§ AIM
Transcribe exactly the lines from the one holding "Transcribe this image's" to the end of the data below, including both of those lines and no others.
▬▬▬
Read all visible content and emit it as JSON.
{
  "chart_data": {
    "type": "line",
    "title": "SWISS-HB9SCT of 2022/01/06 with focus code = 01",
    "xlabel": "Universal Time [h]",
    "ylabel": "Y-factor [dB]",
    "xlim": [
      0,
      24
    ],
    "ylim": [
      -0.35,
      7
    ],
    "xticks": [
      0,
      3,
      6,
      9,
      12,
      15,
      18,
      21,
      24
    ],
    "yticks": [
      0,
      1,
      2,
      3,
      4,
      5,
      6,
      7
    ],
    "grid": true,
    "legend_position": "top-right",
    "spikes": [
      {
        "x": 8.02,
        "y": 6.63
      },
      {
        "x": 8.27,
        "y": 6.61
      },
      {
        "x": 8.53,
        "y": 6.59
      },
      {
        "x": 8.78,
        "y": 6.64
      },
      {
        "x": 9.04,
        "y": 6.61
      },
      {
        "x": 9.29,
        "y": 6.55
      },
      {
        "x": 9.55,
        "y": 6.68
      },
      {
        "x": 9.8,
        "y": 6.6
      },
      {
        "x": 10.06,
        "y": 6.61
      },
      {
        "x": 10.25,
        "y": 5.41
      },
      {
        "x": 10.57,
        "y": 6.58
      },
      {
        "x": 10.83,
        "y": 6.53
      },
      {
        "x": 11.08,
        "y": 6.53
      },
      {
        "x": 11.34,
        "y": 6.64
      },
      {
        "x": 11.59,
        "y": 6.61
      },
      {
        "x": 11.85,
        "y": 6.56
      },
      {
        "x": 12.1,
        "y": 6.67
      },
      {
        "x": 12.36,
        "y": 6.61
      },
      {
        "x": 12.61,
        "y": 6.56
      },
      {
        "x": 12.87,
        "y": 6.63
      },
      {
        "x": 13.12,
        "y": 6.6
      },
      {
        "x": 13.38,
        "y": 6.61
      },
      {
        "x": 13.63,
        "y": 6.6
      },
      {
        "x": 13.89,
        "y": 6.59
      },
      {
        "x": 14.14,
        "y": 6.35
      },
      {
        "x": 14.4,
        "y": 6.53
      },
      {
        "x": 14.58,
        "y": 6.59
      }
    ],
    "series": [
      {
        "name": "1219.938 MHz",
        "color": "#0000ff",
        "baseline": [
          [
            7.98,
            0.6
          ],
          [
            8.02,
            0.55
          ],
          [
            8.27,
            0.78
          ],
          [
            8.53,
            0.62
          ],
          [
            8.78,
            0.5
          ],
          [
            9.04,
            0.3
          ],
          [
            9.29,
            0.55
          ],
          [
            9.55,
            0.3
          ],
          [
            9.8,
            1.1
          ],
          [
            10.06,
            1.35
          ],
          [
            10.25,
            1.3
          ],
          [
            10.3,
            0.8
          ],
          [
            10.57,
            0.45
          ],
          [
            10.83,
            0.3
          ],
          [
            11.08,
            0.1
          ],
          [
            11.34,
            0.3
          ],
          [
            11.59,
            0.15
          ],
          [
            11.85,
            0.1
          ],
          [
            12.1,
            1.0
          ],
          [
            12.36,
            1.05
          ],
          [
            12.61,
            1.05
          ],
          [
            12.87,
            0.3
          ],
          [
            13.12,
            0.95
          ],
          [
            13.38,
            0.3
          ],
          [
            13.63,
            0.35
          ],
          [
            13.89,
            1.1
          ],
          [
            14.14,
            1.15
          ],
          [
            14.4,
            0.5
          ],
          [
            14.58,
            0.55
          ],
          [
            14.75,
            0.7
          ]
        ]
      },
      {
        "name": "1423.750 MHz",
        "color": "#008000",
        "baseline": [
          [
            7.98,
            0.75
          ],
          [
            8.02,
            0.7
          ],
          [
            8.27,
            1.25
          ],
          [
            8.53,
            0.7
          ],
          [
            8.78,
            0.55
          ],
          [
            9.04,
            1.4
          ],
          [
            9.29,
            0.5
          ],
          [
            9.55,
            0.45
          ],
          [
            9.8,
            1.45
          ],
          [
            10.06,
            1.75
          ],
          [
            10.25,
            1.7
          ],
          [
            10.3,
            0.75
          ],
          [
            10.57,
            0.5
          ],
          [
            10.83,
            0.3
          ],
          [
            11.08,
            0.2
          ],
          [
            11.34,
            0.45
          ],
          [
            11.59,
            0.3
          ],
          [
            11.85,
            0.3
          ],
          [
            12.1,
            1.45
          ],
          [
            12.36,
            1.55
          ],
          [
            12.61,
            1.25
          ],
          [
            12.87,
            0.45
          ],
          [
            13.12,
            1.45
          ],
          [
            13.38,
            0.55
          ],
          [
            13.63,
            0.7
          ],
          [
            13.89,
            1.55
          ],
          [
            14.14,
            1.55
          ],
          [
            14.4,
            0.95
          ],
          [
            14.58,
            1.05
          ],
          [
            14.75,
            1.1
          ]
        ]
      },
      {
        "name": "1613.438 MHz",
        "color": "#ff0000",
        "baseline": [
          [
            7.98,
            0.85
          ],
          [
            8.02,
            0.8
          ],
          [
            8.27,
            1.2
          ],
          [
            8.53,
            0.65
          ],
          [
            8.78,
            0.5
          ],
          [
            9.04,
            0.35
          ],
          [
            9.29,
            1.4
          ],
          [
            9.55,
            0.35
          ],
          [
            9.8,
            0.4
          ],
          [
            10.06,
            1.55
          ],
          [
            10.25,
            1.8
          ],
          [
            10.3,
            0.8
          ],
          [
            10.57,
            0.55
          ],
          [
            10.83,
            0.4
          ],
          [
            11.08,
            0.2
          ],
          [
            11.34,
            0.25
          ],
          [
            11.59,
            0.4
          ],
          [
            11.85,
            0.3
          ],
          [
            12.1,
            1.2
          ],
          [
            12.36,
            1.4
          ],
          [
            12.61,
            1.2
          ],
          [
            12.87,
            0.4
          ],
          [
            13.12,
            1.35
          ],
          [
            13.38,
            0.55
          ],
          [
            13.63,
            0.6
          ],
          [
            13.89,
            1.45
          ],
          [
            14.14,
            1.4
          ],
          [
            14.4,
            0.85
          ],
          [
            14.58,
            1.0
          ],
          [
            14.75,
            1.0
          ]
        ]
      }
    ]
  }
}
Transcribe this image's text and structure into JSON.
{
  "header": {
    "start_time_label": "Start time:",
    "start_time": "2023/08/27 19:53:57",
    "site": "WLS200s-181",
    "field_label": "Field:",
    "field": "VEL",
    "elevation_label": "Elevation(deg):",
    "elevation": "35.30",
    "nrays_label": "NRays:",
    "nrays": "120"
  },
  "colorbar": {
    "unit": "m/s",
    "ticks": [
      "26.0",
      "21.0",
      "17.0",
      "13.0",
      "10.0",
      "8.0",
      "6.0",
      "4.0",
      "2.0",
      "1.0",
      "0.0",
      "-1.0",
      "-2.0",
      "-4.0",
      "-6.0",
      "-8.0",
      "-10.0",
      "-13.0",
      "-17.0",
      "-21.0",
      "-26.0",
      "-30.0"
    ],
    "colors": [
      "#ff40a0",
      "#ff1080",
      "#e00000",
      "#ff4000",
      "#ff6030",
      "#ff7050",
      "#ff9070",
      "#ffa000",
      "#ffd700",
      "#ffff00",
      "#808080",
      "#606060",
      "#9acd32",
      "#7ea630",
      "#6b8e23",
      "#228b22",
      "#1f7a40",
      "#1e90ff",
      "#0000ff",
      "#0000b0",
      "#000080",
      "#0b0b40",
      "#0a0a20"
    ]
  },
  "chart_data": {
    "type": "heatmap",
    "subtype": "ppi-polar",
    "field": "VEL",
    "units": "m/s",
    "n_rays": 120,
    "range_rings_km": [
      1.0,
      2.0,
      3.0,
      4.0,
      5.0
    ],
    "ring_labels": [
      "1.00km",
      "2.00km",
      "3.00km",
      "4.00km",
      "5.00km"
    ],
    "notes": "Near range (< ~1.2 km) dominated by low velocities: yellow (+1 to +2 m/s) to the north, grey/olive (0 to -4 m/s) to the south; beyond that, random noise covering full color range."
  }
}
▬▬▬
§ FULL SOLUTION
Transcribe this image's text and structure into JSON.
{
  "header": {
    "start_time_label": "Start time:",
    "start_time": "2023/08/27 19:53:57",
    "site": "WLS200s-181",
    "field_label": "Field:",
    "field": "VEL",
    "elevation_label": "Elevation(deg):",
    "elevation": "35.30",
    "nrays_label": "NRays:",
    "nrays": "120"
  },
  "colorbar": {
    "unit": "m/s",
    "ticks": [
      "26.0",
      "21.0",
      "17.0",
      "13.0",
      "10.0",
      "8.0",
      "6.0",
      "4.0",
      "2.0",
      "1.0",
      "0.0",
      "-1.0",
      "-2.0",
      "-4.0",
      "-6.0",
      "-8.0",
      "-10.0",
      "-13.0",
      "-17.0",
      "-21.0",
      "-26.0",
      "-30.0"
    ],
    "colors": [
      "#ff40a0",
      "#ff1080",
      "#e00000",
      "#ff4000",
      "#ff6030",
      "#ff7050",
      "#ff9070",
      "#ffa000",
      "#ffd700",
      "#ffff00",
      "#808080",
      "#606060",
      "#9acd32",
      "#7ea630",
      "#6b8e23",
      "#228b22",
      "#1f7a40",
      "#1e90ff",
      "#0000ff",
      "#0000b0",
      "#000080",
      "#0b0b40",
      "#0a0a20"
    ]
  },
  "chart_data": {
    "type": "heatmap",
    "subtype": "ppi-polar",
    "field": "VEL",
    "units": "m/s",
    "n_rays": 120,
    "range_rings_km": [
      1.0,
      2.0,
      3.0,
      4.0,
      5.0
    ],
    "ring_labels": [
      "1.00km",
      "2.00km",
      "3.00km",
      "4.00km",
      "5.00km"
    ],
    "notes": "Near range (< ~1.2 km) dominated by low velocities: yellow (+1 to +2 m/s) to the north, grey/olive (0 to -4 m/s) to the south; beyond that, random noise covering full color range."
  }
}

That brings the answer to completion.